Exercise directions
Return the whole listing, line for line, without the pictures in it.

Source data
— Start —
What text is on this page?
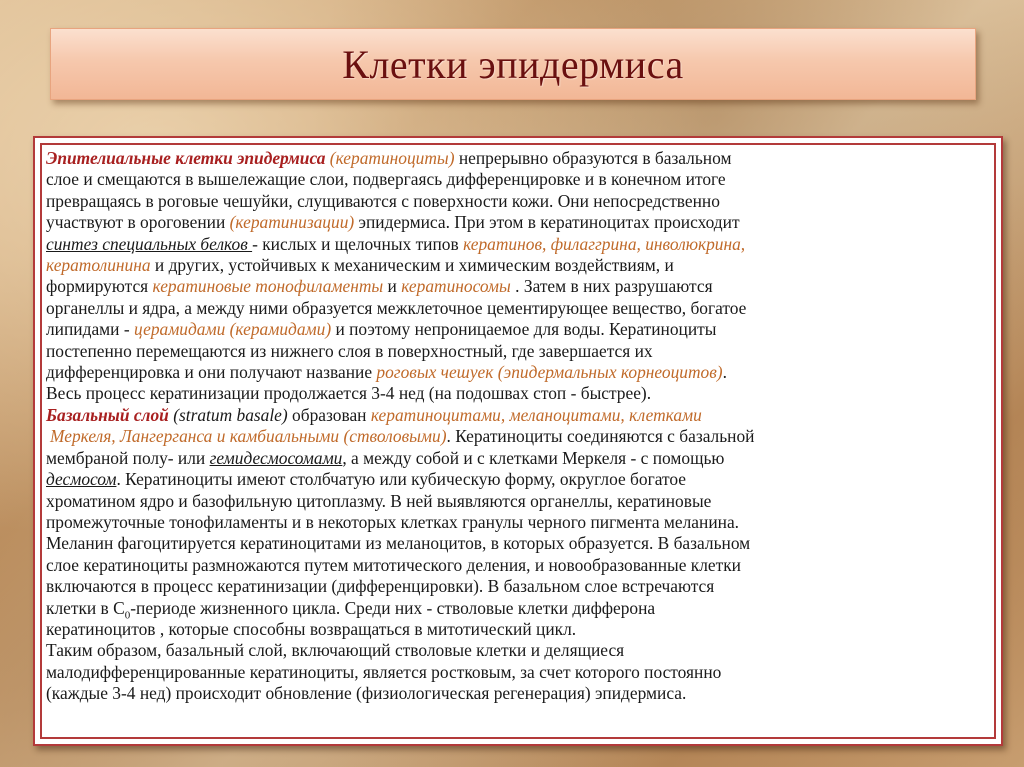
Клетки эпидермиса
Эпителиальные клетки эпидермиса (кератиноциты) непрерывно образуются в базальном
слое и смещаются в вышележащие слои, подвергаясь дифференцировке и в конечном итоге
превращаясь в роговые чешуйки, слущиваются с поверхности кожи. Они непосредственно
участвуют в ороговении (кератинизации) эпидермиса. При этом в кератиноцитах происходит
синтез специальных белков - кислых и щелочных типов кератинов, филаггрина, инволюкрина,
кератолинина и других, устойчивых к механическим и химическим воздействиям, и
формируются кератиновые тонофиламенты и кератиносомы . Затем в них разрушаются
органеллы и ядра, а между ними образуется межклеточное цементирующее вещество, богатое
липидами - церамидами (керамидами) и поэтому непроницаемое для воды. Кератиноциты
постепенно перемещаются из нижнего слоя в поверхностный, где завершается их
дифференцировка и они получают название роговых чешуек (эпидермальных корнеоцитов).
Весь процесс кератинизации продолжается 3-4 нед (на подошвах стоп - быстрее).
Базальный слой (stratum basale) образован кератиноцитами, меланоцитами, клетками
Меркеля, Лангерганса и камбиальными (стволовыми). Кератиноциты соединяются с базальной
мембраной полу- или гемидесмосомами, а между собой и с клетками Меркеля - с помощью
десмосом. Кератиноциты имеют столбчатую или кубическую форму, округлое богатое
хроматином ядро и базофильную цитоплазму. В ней выявляются органеллы, кератиновые
промежуточные тонофиламенты и в некоторых клетках гранулы черного пигмента меланина.
Меланин фагоцитируется кератиноцитами из меланоцитов, в которых образуется. В базальном
слое кератиноциты размножаются путем митотического деления, и новообразованные клетки
включаются в процесс кератинизации (дифференцировки). В базальном слое встречаются
клетки в $С_0$-периоде жизненного цикла. Среди них - стволовые клетки дифферона
кератиноцитов , которые способны возвращаться в митотический цикл.
Таким образом, базальный слой, включающий стволовые клетки и делящиеся
малодифференцированные кератиноциты, является ростковым, за счет которого постоянно
(каждые 3-4 нед) происходит обновление (физиологическая регенерация) эпидермиса.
— End —
Written response
What text is on this page?
Клетки эпидермиса
Эпителиальные клетки эпидермиса (кератиноциты) непрерывно образуются в базальном
слое и смещаются в вышележащие слои, подвергаясь дифференцировке и в конечном итоге
превращаясь в роговые чешуйки, слущиваются с поверхности кожи. Они непосредственно
участвуют в ороговении (кератинизации) эпидермиса. При этом в кератиноцитах происходит
синтез специальных белков - кислых и щелочных типов кератинов, филаггрина, инволюкрина,
кератолинина и других, устойчивых к механическим и химическим воздействиям, и
формируются кератиновые тонофиламенты и кератиносомы . Затем в них разрушаются
органеллы и ядра, а между ними образуется межклеточное цементирующее вещество, богатое
липидами - церамидами (керамидами) и поэтому непроницаемое для воды. Кератиноциты
постепенно перемещаются из нижнего слоя в поверхностный, где завершается их
дифференцировка и они получают название роговых чешуек (эпидермальных корнеоцитов).
Весь процесс кератинизации продолжается 3-4 нед (на подошвах стоп - быстрее).
Базальный слой (stratum basale) образован кератиноцитами, меланоцитами, клетками
Меркеля, Лангерганса и камбиальными (стволовыми). Кератиноциты соединяются с базальной
мембраной полу- или гемидесмосомами, а между собой и с клетками Меркеля - с помощью
десмосом. Кератиноциты имеют столбчатую или кубическую форму, округлое богатое
хроматином ядро и базофильную цитоплазму. В ней выявляются органеллы, кератиновые
промежуточные тонофиламенты и в некоторых клетках гранулы черного пигмента меланина.
Меланин фагоцитируется кератиноцитами из меланоцитов, в которых образуется. В базальном
слое кератиноциты размножаются путем митотического деления, и новообразованные клетки
включаются в процесс кератинизации (дифференцировки). В базальном слое встречаются
клетки в $С_0$-периоде жизненного цикла. Среди них - стволовые клетки дифферона
кератиноцитов , которые способны возвращаться в митотический цикл.
Таким образом, базальный слой, включающий стволовые клетки и делящиеся
малодифференцированные кератиноциты, является ростковым, за счет которого постоянно
(каждые 3-4 нед) происходит обновление (физиологическая регенерация) эпидермиса.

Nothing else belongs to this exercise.